THE PROBLEM>
Write out every line of the material as it stands, apart from the pictures.

____________

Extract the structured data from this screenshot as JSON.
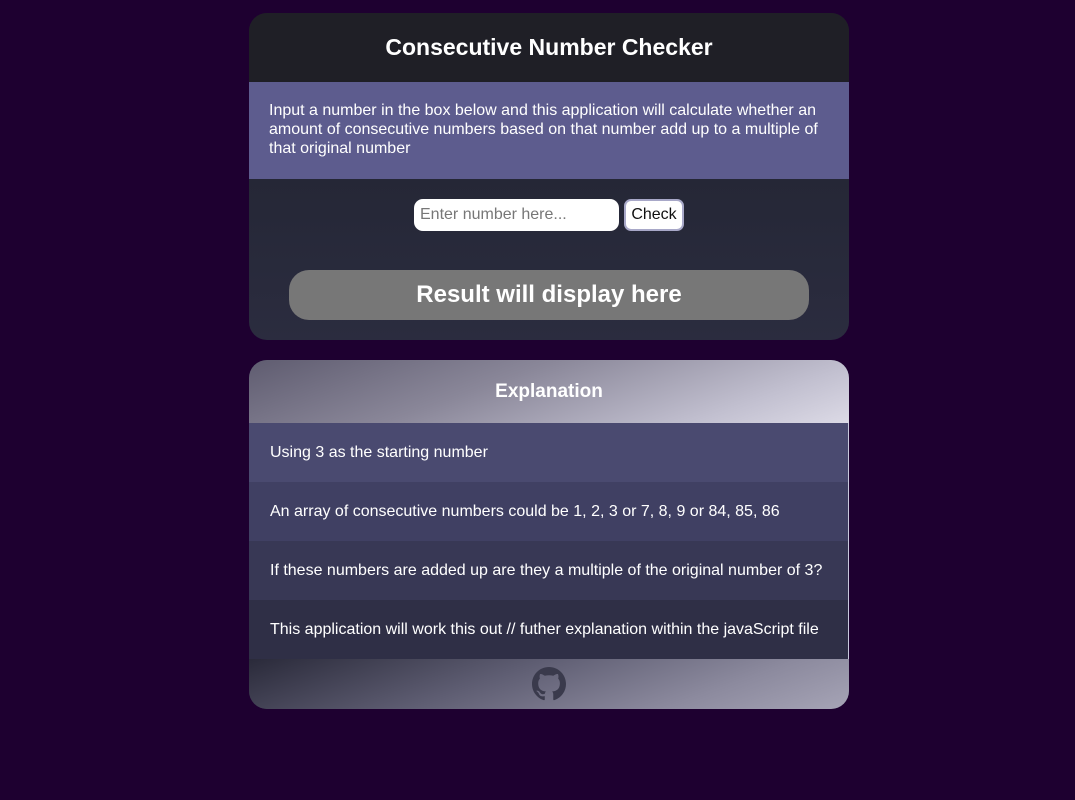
{
  "checker": {
    "title": "Consecutive Number Checker",
    "intro": "Input a number in the box below and this application will calculate whether an amount of consecutive numbers based on that number add up to a multiple of that original number",
    "input_placeholder": "Enter number here...",
    "check_label": "Check",
    "result_text": "Result will display here"
  },
  "explanation": {
    "title": "Explanation",
    "rows": [
      "Using 3 as the starting number",
      "An array of consecutive numbers could be 1, 2, 3 or 7, 8, 9 or 84, 85, 86",
      "If these numbers are added up are they a multiple of the original number of 3?",
      "This application will work this out // futher explanation within the javaScript file"
    ],
    "footer_icon": "github-icon"
  },
  "colors": {
    "page_background": "#1e0030",
    "intro_background": "#5d5c8e",
    "result_background": "#777777"
  }
}
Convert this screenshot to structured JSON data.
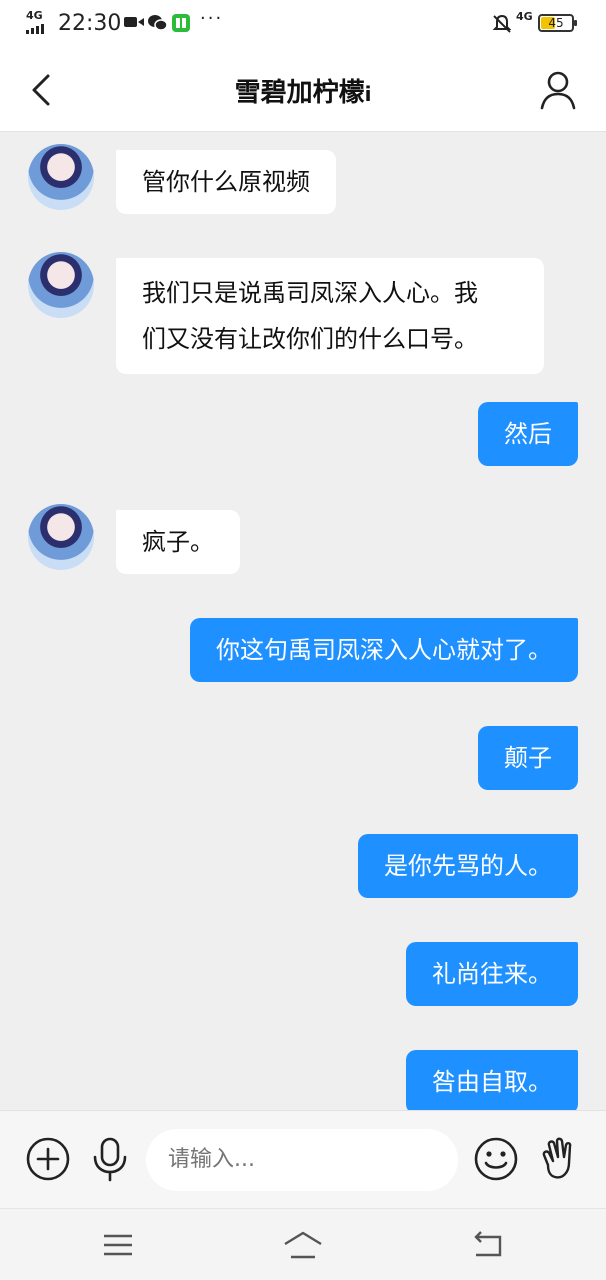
{
  "status_bar": {
    "network": "4G",
    "time": "22:30",
    "network_right": "4G",
    "battery": "45",
    "battery_level_percent": 45,
    "icons": [
      "video-icon",
      "wechat-icon",
      "reader-app-icon",
      "more-dots-icon",
      "mute-bell-icon"
    ]
  },
  "header": {
    "title": "雪碧加柠檬",
    "title_suffix": "i",
    "back_icon": "chevron-left-icon",
    "profile_icon": "user-profile-icon"
  },
  "messages": [
    {
      "side": "left",
      "text": "管你什么原视频"
    },
    {
      "side": "left",
      "text": "我们只是说禹司凤深入人心。我们又没有让改你们的什么口号。",
      "lines": [
        "我们只是说禹司凤深入人心。我",
        "们又没有让改你们的什么口号。"
      ]
    },
    {
      "side": "right",
      "text": "然后"
    },
    {
      "side": "left",
      "text": "疯子。"
    },
    {
      "side": "right",
      "text": "你这句禹司凤深入人心就对了。"
    },
    {
      "side": "right",
      "text": "颠子"
    },
    {
      "side": "right",
      "text": "是你先骂的人。"
    },
    {
      "side": "right",
      "text": "礼尚往来。"
    },
    {
      "side": "right",
      "text": "咎由自取。"
    }
  ],
  "input_bar": {
    "placeholder": "请输入...",
    "icons": [
      "plus-circle-icon",
      "microphone-icon",
      "smiley-icon",
      "hand-wave-icon"
    ]
  },
  "nav_bar": {
    "icons": [
      "menu-icon",
      "home-icon",
      "back-arrow-icon"
    ]
  },
  "colors": {
    "accent_blue": "#1e90ff",
    "background": "#efefef",
    "battery_fill": "#f3c300"
  }
}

____________

RESULT>
Extract the structured data from this screenshot as JSON.
{
  "checker": {
    "title": "Consecutive Number Checker",
    "intro": "Input a number in the box below and this application will calculate whether an amount of consecutive numbers based on that number add up to a multiple of that original number",
    "input_placeholder": "Enter number here...",
    "check_label": "Check",
    "result_text": "Result will display here"
  },
  "explanation": {
    "title": "Explanation",
    "rows": [
      "Using 3 as the starting number",
      "An array of consecutive numbers could be 1, 2, 3 or 7, 8, 9 or 84, 85, 86",
      "If these numbers are added up are they a multiple of the original number of 3?",
      "This application will work this out // futher explanation within the javaScript file"
    ],
    "footer_icon": "github-icon"
  },
  "colors": {
    "page_background": "#1e0030",
    "intro_background": "#5d5c8e",
    "result_background": "#777777"
  }
}
Convert this screenshot to structured JSON data.
{
  "status_bar": {
    "network": "4G",
    "time": "22:30",
    "network_right": "4G",
    "battery": "45",
    "battery_level_percent": 45,
    "icons": [
      "video-icon",
      "wechat-icon",
      "reader-app-icon",
      "more-dots-icon",
      "mute-bell-icon"
    ]
  },
  "header": {
    "title": "雪碧加柠檬",
    "title_suffix": "i",
    "back_icon": "chevron-left-icon",
    "profile_icon": "user-profile-icon"
  },
  "messages": [
    {
      "side": "left",
      "text": "管你什么原视频"
    },
    {
      "side": "left",
      "text": "我们只是说禹司凤深入人心。我们又没有让改你们的什么口号。",
      "lines": [
        "我们只是说禹司凤深入人心。我",
        "们又没有让改你们的什么口号。"
      ]
    },
    {
      "side": "right",
      "text": "然后"
    },
    {
      "side": "left",
      "text": "疯子。"
    },
    {
      "side": "right",
      "text": "你这句禹司凤深入人心就对了。"
    },
    {
      "side": "right",
      "text": "颠子"
    },
    {
      "side": "right",
      "text": "是你先骂的人。"
    },
    {
      "side": "right",
      "text": "礼尚往来。"
    },
    {
      "side": "right",
      "text": "咎由自取。"
    }
  ],
  "input_bar": {
    "placeholder": "请输入...",
    "icons": [
      "plus-circle-icon",
      "microphone-icon",
      "smiley-icon",
      "hand-wave-icon"
    ]
  },
  "nav_bar": {
    "icons": [
      "menu-icon",
      "home-icon",
      "back-arrow-icon"
    ]
  },
  "colors": {
    "accent_blue": "#1e90ff",
    "background": "#efefef",
    "battery_fill": "#f3c300"
  }
}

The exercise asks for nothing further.